▶ **Text excerpt**
====================
From Real Life to the Page: What the Shift from Realistic Novels to Memoir says about Literary Culture and Us
Art Edwards
The Writer Magazine
July 2012
I'd been reading nothing but contemporary work for months, trying to find new writers who engaged me. Then a friend encouraged me to reread “The Battler,” a Nick Adams story by Ernest Hemingway. In it, Adams gets mixed up with some tramps by the railroad tracks, and while it isn’t Hemingway’s best work, I was amazed how easily I gave myself over to it. I believed something important was at stake for Adams, and I surrendered myself completely to the story and writer.The experience made me remember what got me interested in writing in the first place. It also made me realize how infrequently I give myself in the same way to stories by contemporary writers.
I say this with regret—I’m a contemporary writer, and there’s nothing I’d like more than to touch a reader the way “The Battler” touches me. I often wonder what the difference might be between the writings of yore and writing published today.
Contemporary literature
Ostensibly, there’s nothing wrong with contemporary literature. There are plenty of brilliant ideas, interesting characters, fine craft. What contemporary work often seems to lack is vitality. There’s often nothing to suggest the writer needed to write this story at this time, as though he might just as well have written a story about something else. The work strikes me as “not of the heart but of the glands,” as William Faulkner said. With a loss of vitality comes a loss of spark, and I don’t like to think contemporary literature has lost its spark.
If there’s one category of contemporary work I’d venture to say hasn’t lost its spark, it’s memoir. The successes in the past decade or so of memoirs by the likes of Dave Eggers, David Sedaris, Mary Karr and dozens of others are hard not to notice, so much so that realistic fiction seems to have taken a backseat in many readers’ minds to its more fact-based cousin.
No doubt there’s a novelty factor at work here: Contemporary memoir seems new and exciting, which lends it vitality. But I think there’s more to it. Memoir strikes many contemporary readers as more vital than, say, the realistic novel, because the memoir has a different way of achieving its vitality. One of the memoir’s main tools for stoking interest is the fact that the narrator of the story is not a fictional character but someone who actually exists (or existed), as do (or did) the other people who populate the story. A memoirist can’t hide behind the veil of fiction, which adds a provocative energy to the reading experience. “She wrote what about her mother?” a reader may ask. “What does the rest of the family think of that? They can’t be speaking to one another.” The power of this kind of energy shouldn’t be underestimated. Any memoirist will tell you one of the main questions she gets from readers is, “What does your [mother, father, sister, brother, significant other, former business partner, etc.] think of you publishing this book?”
Sure, novelists, especially realistic novelists, have glimmers of the same in their work. A novelist often sparks the reader’s interest by hinting at possible connections between himself and his characters. When reading realistic fiction, one of the primary questions I have is, “Is that character really the author?” For example, when reading Infinite Jest by David Foster Wallace, I wonder how much of some of the characters is made up and how much is veiled pieces of Wallace himself. Are Hal Incandenza’s drug problems the same as Wallace’s? Do Hal’s feelings for his mother reflect Wallace’s feelings for his mother? Did Wallace spend time in a halfway house, like Don Gately does in the novel?” Yes, some of this is simply Wallace writing what he knows, but some of the parallels seem included to imply this connection in a teasing sort of way. It adds another level of mystery to the book beyond the main narrative, like a peekaboo girl hiding behind a balloon.
====================
▶ **Data rows**
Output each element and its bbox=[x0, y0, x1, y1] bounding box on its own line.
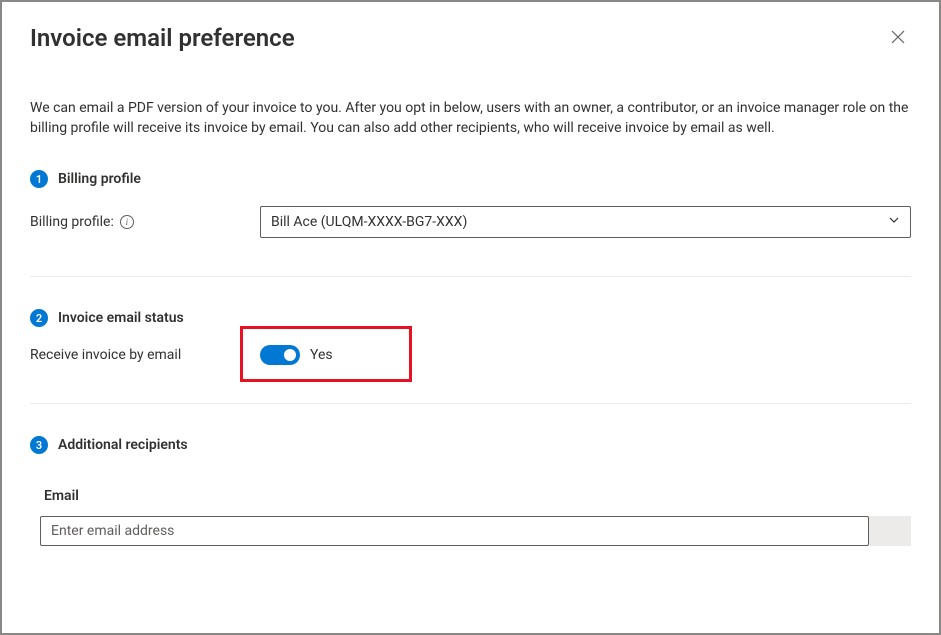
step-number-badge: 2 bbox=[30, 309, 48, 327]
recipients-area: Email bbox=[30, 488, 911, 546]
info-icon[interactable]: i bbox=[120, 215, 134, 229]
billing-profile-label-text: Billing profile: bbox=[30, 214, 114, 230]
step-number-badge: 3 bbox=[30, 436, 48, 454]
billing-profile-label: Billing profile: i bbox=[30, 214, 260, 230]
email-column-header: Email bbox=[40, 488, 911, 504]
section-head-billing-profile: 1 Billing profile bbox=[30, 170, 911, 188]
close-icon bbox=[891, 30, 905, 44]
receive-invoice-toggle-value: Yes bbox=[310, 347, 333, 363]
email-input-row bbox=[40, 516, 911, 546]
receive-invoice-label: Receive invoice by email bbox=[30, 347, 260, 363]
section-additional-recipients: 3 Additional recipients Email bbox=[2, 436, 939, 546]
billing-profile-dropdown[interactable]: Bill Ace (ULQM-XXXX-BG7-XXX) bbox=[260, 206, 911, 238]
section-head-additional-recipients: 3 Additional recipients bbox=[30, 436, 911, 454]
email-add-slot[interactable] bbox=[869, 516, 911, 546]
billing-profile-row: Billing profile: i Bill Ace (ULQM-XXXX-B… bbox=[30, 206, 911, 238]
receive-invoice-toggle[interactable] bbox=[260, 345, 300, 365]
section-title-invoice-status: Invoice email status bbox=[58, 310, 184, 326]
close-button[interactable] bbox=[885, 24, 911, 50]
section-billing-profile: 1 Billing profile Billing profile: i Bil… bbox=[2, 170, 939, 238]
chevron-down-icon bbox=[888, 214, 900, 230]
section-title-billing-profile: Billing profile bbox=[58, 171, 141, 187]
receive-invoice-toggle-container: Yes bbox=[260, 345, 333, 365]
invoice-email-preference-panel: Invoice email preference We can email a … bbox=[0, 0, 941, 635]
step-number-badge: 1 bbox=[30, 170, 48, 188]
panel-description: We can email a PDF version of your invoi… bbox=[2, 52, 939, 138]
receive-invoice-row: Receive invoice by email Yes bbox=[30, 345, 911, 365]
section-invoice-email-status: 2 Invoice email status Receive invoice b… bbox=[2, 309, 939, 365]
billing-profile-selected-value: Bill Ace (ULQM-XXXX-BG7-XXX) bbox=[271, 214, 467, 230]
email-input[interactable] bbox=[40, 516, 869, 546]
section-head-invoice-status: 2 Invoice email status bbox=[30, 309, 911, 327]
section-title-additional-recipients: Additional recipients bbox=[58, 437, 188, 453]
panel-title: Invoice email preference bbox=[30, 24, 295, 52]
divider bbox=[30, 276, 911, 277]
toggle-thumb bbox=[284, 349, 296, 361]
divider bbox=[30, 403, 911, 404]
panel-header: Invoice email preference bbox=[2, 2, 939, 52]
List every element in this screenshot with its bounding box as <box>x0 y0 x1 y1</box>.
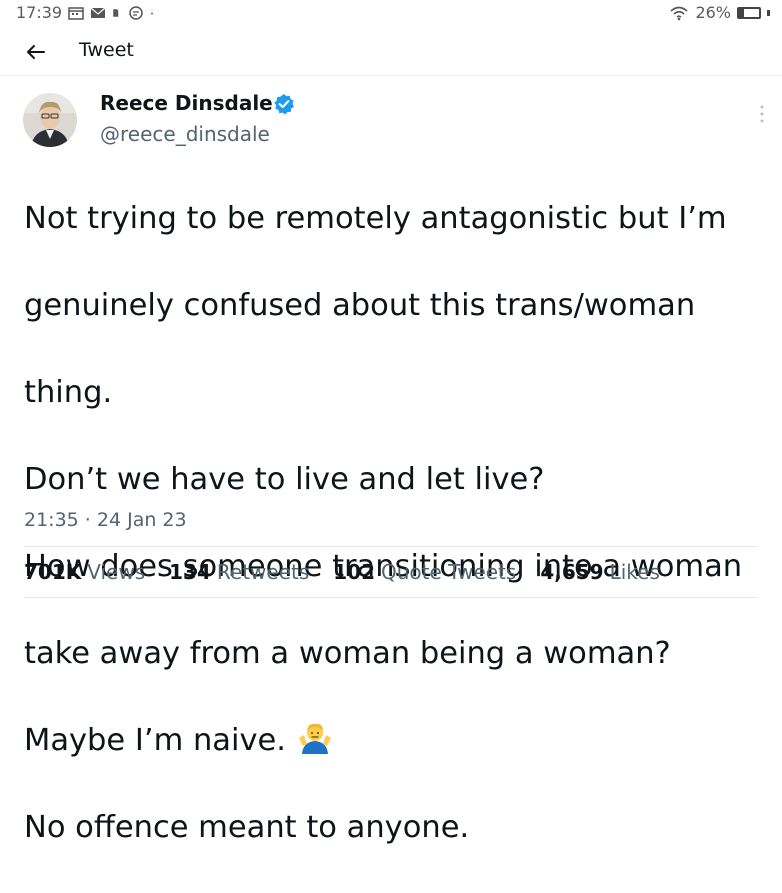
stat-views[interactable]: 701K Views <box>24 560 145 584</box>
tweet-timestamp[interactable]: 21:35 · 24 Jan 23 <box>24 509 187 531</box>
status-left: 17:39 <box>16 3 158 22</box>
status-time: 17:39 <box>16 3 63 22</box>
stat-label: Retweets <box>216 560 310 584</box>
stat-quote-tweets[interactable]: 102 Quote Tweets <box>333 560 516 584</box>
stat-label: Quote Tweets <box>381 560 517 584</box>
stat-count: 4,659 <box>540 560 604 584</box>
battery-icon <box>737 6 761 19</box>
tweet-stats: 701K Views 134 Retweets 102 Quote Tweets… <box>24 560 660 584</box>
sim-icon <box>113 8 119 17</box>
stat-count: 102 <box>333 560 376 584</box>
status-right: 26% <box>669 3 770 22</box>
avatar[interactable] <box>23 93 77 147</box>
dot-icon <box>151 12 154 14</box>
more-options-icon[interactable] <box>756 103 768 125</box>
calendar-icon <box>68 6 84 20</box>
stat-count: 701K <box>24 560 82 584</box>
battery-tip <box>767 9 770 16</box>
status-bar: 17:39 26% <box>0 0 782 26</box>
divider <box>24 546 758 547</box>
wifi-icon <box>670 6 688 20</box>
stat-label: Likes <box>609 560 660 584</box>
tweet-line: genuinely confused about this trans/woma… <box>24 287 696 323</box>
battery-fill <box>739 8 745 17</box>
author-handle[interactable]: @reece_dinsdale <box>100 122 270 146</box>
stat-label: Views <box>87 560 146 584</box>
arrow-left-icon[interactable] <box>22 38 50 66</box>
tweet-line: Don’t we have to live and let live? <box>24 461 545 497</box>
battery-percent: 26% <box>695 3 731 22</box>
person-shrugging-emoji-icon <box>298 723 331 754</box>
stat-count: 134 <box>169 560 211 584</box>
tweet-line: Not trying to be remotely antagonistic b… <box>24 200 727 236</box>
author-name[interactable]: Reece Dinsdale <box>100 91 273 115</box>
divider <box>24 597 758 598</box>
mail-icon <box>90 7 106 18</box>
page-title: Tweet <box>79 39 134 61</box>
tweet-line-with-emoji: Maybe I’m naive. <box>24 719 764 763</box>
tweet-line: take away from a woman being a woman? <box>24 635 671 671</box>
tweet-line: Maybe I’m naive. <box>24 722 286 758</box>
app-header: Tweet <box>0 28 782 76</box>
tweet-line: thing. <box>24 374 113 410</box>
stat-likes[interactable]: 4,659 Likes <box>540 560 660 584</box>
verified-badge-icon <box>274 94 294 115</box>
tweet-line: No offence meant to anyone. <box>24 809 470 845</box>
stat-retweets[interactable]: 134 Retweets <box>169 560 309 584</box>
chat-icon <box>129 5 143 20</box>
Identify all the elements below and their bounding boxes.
====================
▶ **Written request 1**
In the essay on memoir and the realistic novel, which Hemingway story did a friend encourage the writer to reread?
▶ **Written request 2**
Set down the part of the essay on memoir and the realistic novel starting with "I say this with" and going on through "writing published today.".
▶ **Written request 3**
Take the essay on memoir and the realistic novel further, picking up after its last sentence.
The data has no connection to the essay on memoir and the realistic novel.

▶ **Task output 1**
“The Battler,” a Nick Adams story.

▶ **Task output 2**
I say this with regret—I’m a contemporary writer, and there’s nothing I’d like more than to touch a reader the way “The Battler” touches me. I often wonder what the difference might be between the writings of yore and writing published today.

▶ **Task output 3**
If the realistic novelist titillates in this manner, the memoirist reveals the full monty, which makes it hard to get the reader interested in peekaboo again.
Energy vs. Vitality
The memoir form brings a welcome energy to contemporary literature, but is energy the same as vitality? Is literature rejuvenated by this upsurge of memoir or is something else happening?
Consider this hypothetical: Let’s say I buy and read a copy of a whaling memoir called Moby-Dick. Let’s say this book is exactly the same—word for word—as the classic American novel Moby-Dick, except that it’s a memoir and not a novel. It’s written by a low-level whaler in the 1800s called Ishmael, who regales us with his time on a whaling vessel with a deranged captain named Ahab and a reticent Indian named Queequeg. With that subtle switch in expectation, what would the difference be in the reading experience? Would it make the book better? Worse? Would there be any difference? In other words, what would literature gain or lose if Moby-Dick were a memoir?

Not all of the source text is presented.